> _LISTING_
◆ ◆ ◆ ◆ ◆

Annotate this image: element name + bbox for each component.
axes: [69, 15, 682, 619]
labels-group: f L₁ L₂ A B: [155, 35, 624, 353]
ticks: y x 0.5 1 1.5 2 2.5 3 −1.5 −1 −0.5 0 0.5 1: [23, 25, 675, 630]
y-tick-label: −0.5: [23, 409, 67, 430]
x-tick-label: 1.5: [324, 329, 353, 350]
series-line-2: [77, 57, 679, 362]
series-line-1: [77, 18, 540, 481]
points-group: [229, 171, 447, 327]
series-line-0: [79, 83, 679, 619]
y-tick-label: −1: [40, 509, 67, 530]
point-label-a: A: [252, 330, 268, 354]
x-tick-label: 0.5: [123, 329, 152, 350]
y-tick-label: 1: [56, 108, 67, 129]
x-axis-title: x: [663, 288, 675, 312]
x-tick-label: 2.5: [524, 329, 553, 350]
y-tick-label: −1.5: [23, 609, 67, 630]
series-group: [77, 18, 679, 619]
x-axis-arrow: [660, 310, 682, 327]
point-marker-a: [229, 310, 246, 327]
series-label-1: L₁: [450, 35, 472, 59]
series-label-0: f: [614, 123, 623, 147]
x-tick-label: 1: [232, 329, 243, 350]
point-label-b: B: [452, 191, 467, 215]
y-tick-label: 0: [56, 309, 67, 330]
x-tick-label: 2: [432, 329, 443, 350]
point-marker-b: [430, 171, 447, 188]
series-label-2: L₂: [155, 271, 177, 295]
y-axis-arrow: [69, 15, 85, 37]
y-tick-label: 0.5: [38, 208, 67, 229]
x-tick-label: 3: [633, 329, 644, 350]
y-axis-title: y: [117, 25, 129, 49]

◆ ◆ ◆ ◆ ◆

Rewrite everything from the first line of the entries above down to the line containing "point-label-b: B: [452, 191, 467, 215]", inclusive, as a Markdown table with two columns: Row, holding a running row number, and Entry Line, holding the line itself. Leave out any blank lines.

| Row | Entry Line |
|---|---|
| 1 | Annotate this image: element name + bbox for each component. |
| 2 | axes: [69, 15, 682, 619] |
| 3 | labels-group: f L₁ L₂ A B: [155, 35, 624, 353] |
| 4 | ticks: y x 0.5 1 1.5 2 2.5 3 −1.5 −1 −0.5 0 0.5 1: [23, 25, 675, 630] |
| 5 | y-tick-label: −0.5: [23, 409, 67, 430] |
| 6 | x-tick-label: 1.5: [324, 329, 353, 350] |
| 7 | series-line-2: [77, 57, 679, 362] |
| 8 | series-line-1: [77, 18, 540, 481] |
| 9 | points-group: [229, 171, 447, 327] |
| 10 | series-line-0: [79, 83, 679, 619] |
| 11 | y-tick-label: −1: [40, 509, 67, 530] |
| 12 | point-label-a: A: [252, 330, 268, 354] |
| 13 | x-tick-label: 0.5: [123, 329, 152, 350] |
| 14 | y-tick-label: 1: [56, 108, 67, 129] |
| 15 | x-axis-title: x: [663, 288, 675, 312] |
| 16 | x-tick-label: 2.5: [524, 329, 553, 350] |
| 17 | y-tick-label: −1.5: [23, 609, 67, 630] |
| 18 | series-group: [77, 18, 679, 619] |
| 19 | x-axis-arrow: [660, 310, 682, 327] |
| 20 | point-marker-a: [229, 310, 246, 327] |
| 21 | series-label-1: L₁: [450, 35, 472, 59] |
| 22 | series-label-0: f: [614, 123, 623, 147] |
| 23 | x-tick-label: 1: [232, 329, 243, 350] |
| 24 | point-label-b: B: [452, 191, 467, 215] |